From the listing below, pull out every line where the string "well" appears.

-- Data records --
__________________________________________________

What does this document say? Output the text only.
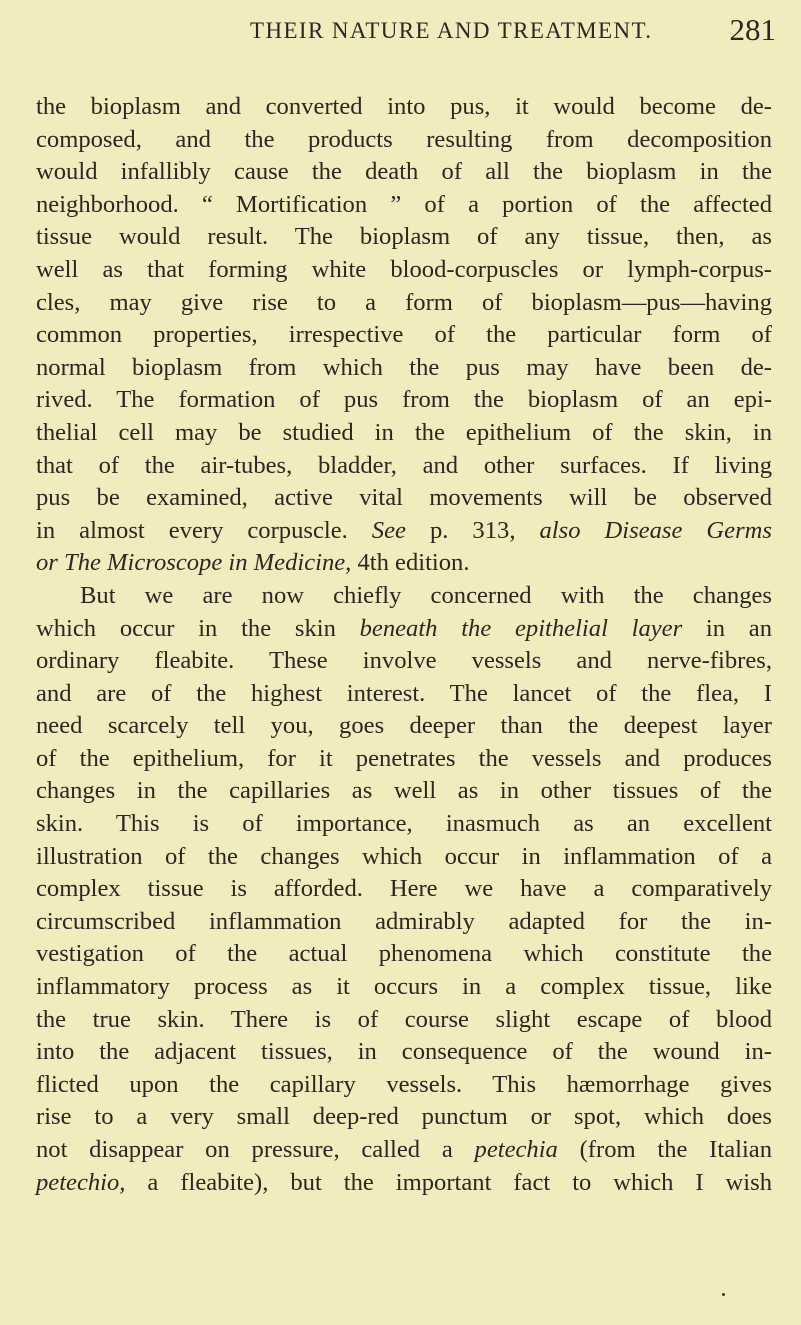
THEIR NATURE AND TREATMENT. 281
the bioplasm and converted into pus, it would become de-
composed, and the products resulting from decomposition
would infallibly cause the death of all the bioplasm in the
neighborhood. “ Mortification ” of a portion of the affected
tissue would result. The bioplasm of any tissue, then, as
well as that forming white blood-corpuscles or lymph-corpus-
cles, may give rise to a form of bioplasm—pus—having
common properties, irrespective of the particular form of
normal bioplasm from which the pus may have been de-
rived. The formation of pus from the bioplasm of an epi-
thelial cell may be studied in the epithelium of the skin, in
that of the air-tubes, bladder, and other surfaces. If living
pus be examined, active vital movements will be observed
in almost every corpuscle. See p. 313, also Disease Germs
or The Microscope in Medicine, 4th edition.
But we are now chiefly concerned with the changes
which occur in the skin beneath the epithelial layer in an
ordinary fleabite. These involve vessels and nerve-fibres,
and are of the highest interest. The lancet of the flea, I
need scarcely tell you, goes deeper than the deepest layer
of the epithelium, for it penetrates the vessels and produces
changes in the capillaries as well as in other tissues of the
skin. This is of importance, inasmuch as an excellent
illustration of the changes which occur in inflammation of a
complex tissue is afforded. Here we have a comparatively
circumscribed inflammation admirably adapted for the in-
vestigation of the actual phenomena which constitute the
inflammatory process as it occurs in a complex tissue, like
the true skin. There is of course slight escape of blood
into the adjacent tissues, in consequence of the wound in-
flicted upon the capillary vessels. This hæmorrhage gives
rise to a very small deep-red punctum or spot, which does
not disappear on pressure, called a petechia (from the Italian
petechio, a fleabite), but the important fact to which I wish
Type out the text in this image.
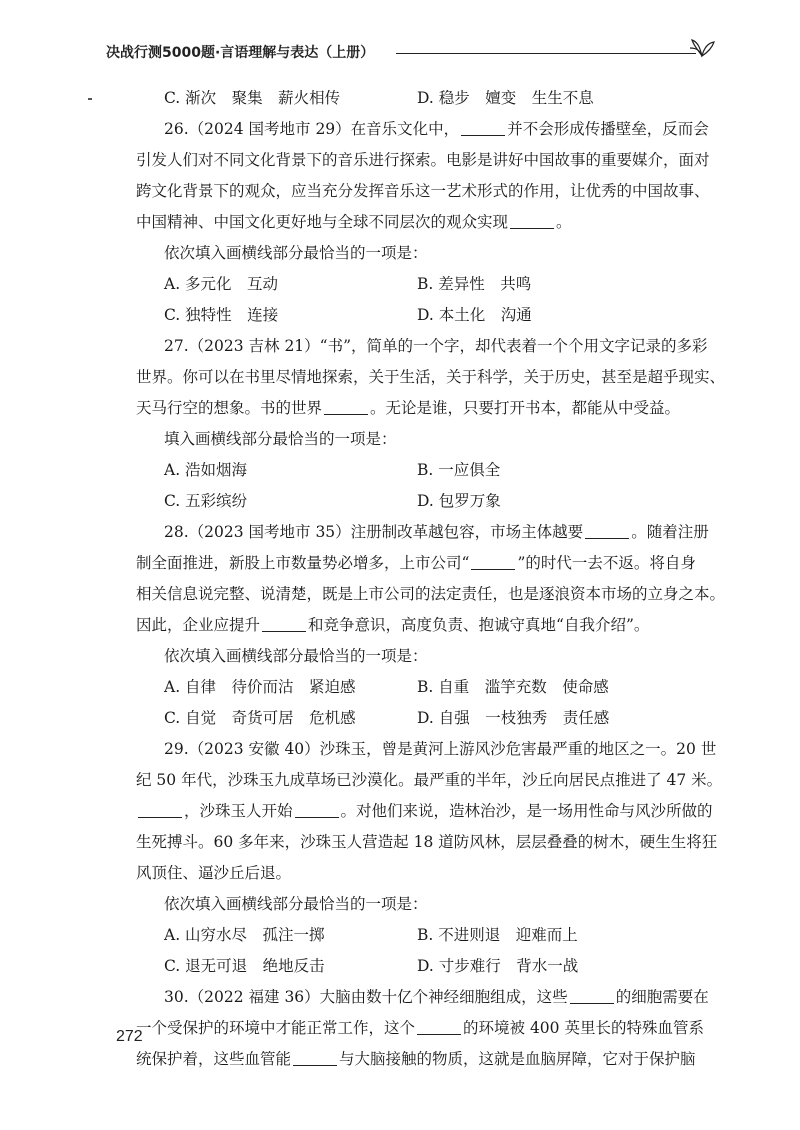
决战行测5000题·言语理解与表达（上册）
C. 渐次　聚集　薪火相传	D. 稳步　嬗变　生生不息
26.（2024 国考地市 29）在音乐文化中，	并不会形成传播壁垒，反而会
引发人们对不同文化背景下的音乐进行探索。电影是讲好中国故事的重要媒介，面对
跨文化背景下的观众，应当充分发挥音乐这一艺术形式的作用，让优秀的中国故事、
中国精神、中国文化更好地与全球不同层次的观众实现	。
依次填入画横线部分最恰当的一项是：
A. 多元化　互动	B. 差异性　共鸣
C. 独特性　连接	D. 本土化　沟通
27.（2023 吉林 21）“书”，简单的一个字，却代表着一个个用文字记录的多彩
世界。你可以在书里尽情地探索，关于生活，关于科学，关于历史，甚至是超乎现实、
天马行空的想象。书的世界	。无论是谁，只要打开书本，都能从中受益。
填入画横线部分最恰当的一项是：
A. 浩如烟海	B. 一应俱全
C. 五彩缤纷	D. 包罗万象
28.（2023 国考地市 35）注册制改革越包容，市场主体越要	。随着注册
制全面推进，新股上市数量势必增多，上市公司“	”的时代一去不返。将自身
相关信息说完整、说清楚，既是上市公司的法定责任，也是逐浪资本市场的立身之本。
因此，企业应提升	和竞争意识，高度负责、抱诚守真地“自我介绍”。
依次填入画横线部分最恰当的一项是：
A. 自律　待价而沽　紧迫感	B. 自重　滥竽充数　使命感
C. 自觉　奇货可居　危机感	D. 自强　一枝独秀　责任感
29.（2023 安徽 40）沙珠玉，曾是黄河上游风沙危害最严重的地区之一。20 世
纪 50 年代，沙珠玉九成草场已沙漠化。最严重的半年，沙丘向居民点推进了 47 米。
，沙珠玉人开始	。对他们来说，造林治沙，是一场用性命与风沙所做的
生死搏斗。60 多年来，沙珠玉人营造起 18 道防风林，层层叠叠的树木，硬生生将狂
风顶住、逼沙丘后退。
依次填入画横线部分最恰当的一项是：
A. 山穷水尽　孤注一掷	B. 不进则退　迎难而上
C. 退无可退　绝地反击	D. 寸步难行　背水一战
30.（2022 福建 36）大脑由数十亿个神经细胞组成，这些	的细胞需要在
一个受保护的环境中才能正常工作，这个	的环境被 400 英里长的特殊血管系
统保护着，这些血管能	与大脑接触的物质，这就是血脑屏障，它对于保护脑
272
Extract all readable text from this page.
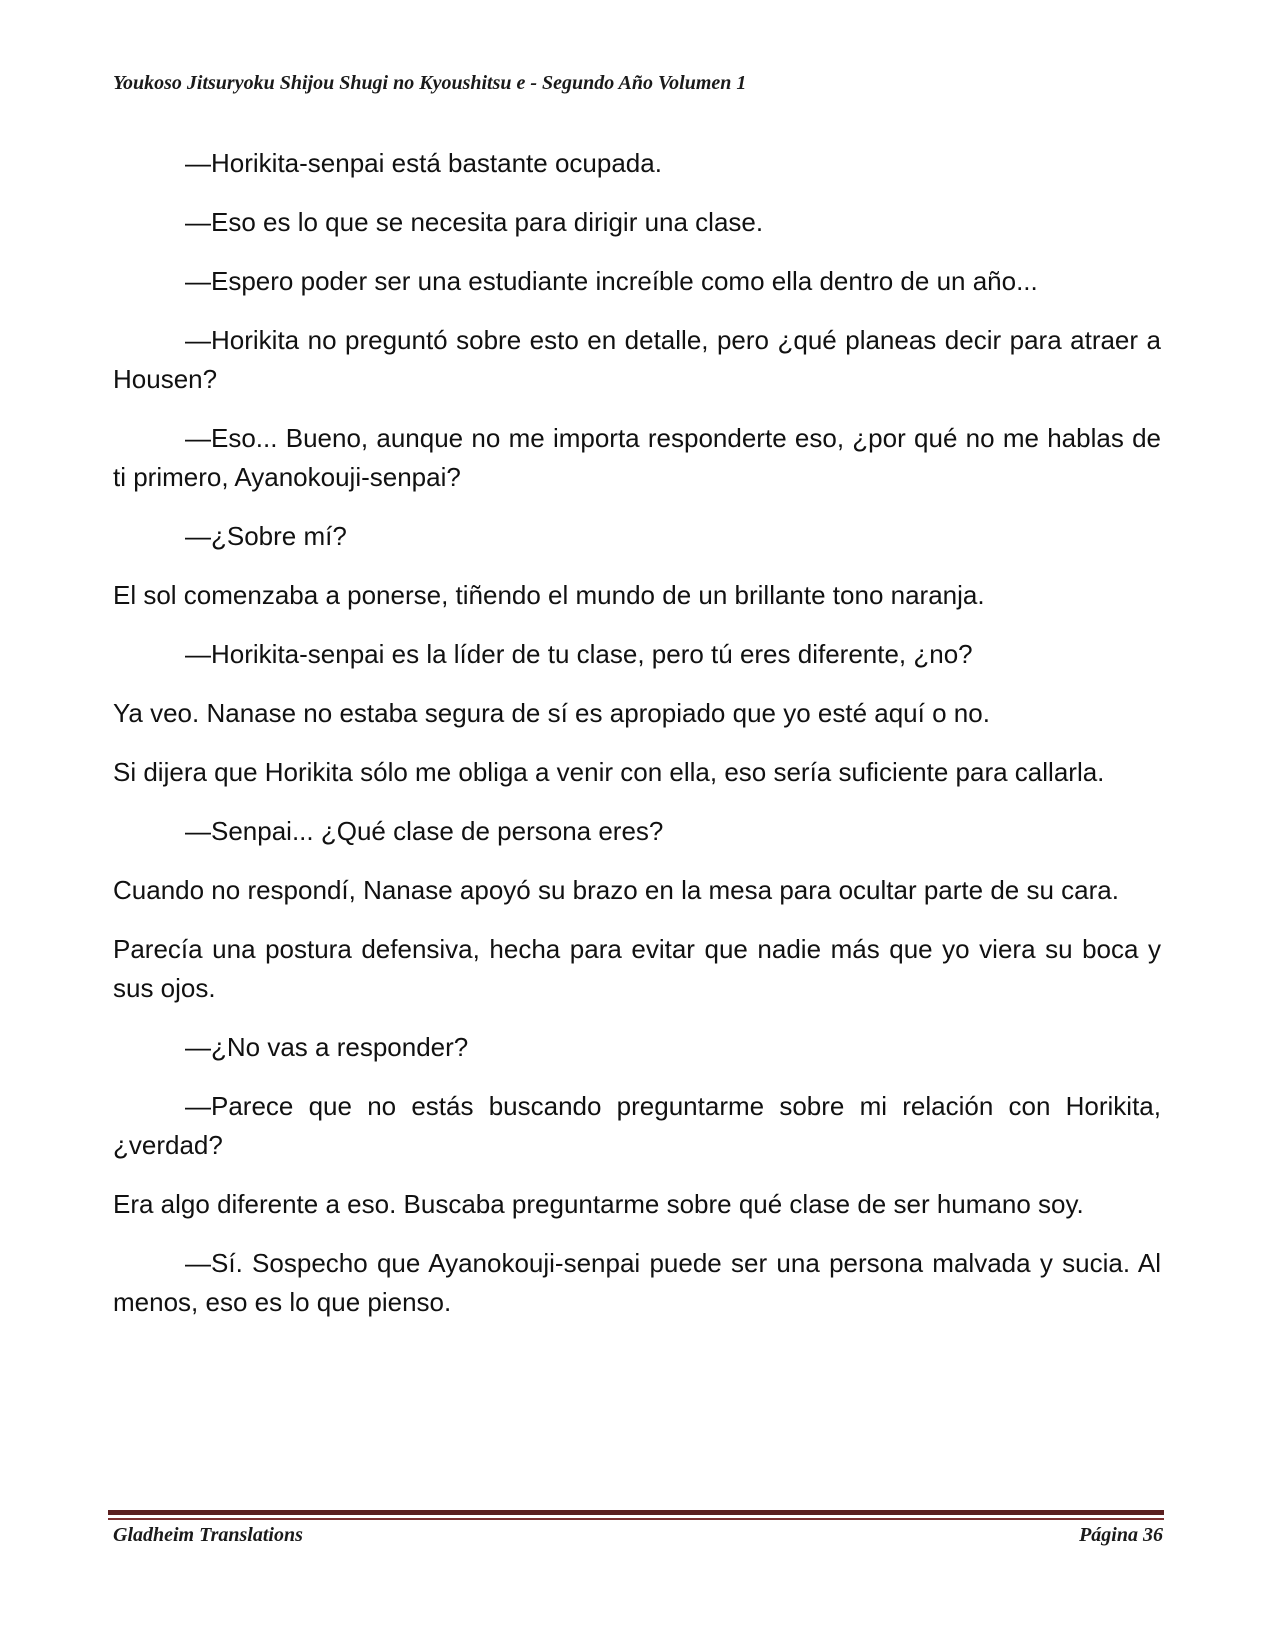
Youkoso Jitsuryoku Shijou Shugi no Kyoushitsu e - Segundo Año Volumen 1

—Horikita-senpai está bastante ocupada.

—Eso es lo que se necesita para dirigir una clase.

—Espero poder ser una estudiante increíble como ella dentro de un año...

—Horikita no preguntó sobre esto en detalle, pero ¿qué planeas decir para atraer a Housen?

—Eso... Bueno, aunque no me importa responderte eso, ¿por qué no me hablas de ti primero, Ayanokouji-senpai?

—¿Sobre mí?

El sol comenzaba a ponerse, tiñendo el mundo de un brillante tono naranja.

—Horikita-senpai es la líder de tu clase, pero tú eres diferente, ¿no?

Ya veo. Nanase no estaba segura de sí es apropiado que yo esté aquí o no.

Si dijera que Horikita sólo me obliga a venir con ella, eso sería suficiente para callarla.

—Senpai... ¿Qué clase de persona eres?

Cuando no respondí, Nanase apoyó su brazo en la mesa para ocultar parte de su cara.

Parecía una postura defensiva, hecha para evitar que nadie más que yo viera su boca y sus ojos.

—¿No vas a responder?

—Parece que no estás buscando preguntarme sobre mi relación con Horikita, ¿verdad?

Era algo diferente a eso. Buscaba preguntarme sobre qué clase de ser humano soy.

—Sí. Sospecho que Ayanokouji-senpai puede ser una persona malvada y sucia. Al menos, eso es lo que pienso.

Gladheim Translations	Página 36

__________________________________________________

-- The answer --
well as that forming white blood-corpuscles or lymph-corpus-
changes in the capillaries as well as in other tissues of the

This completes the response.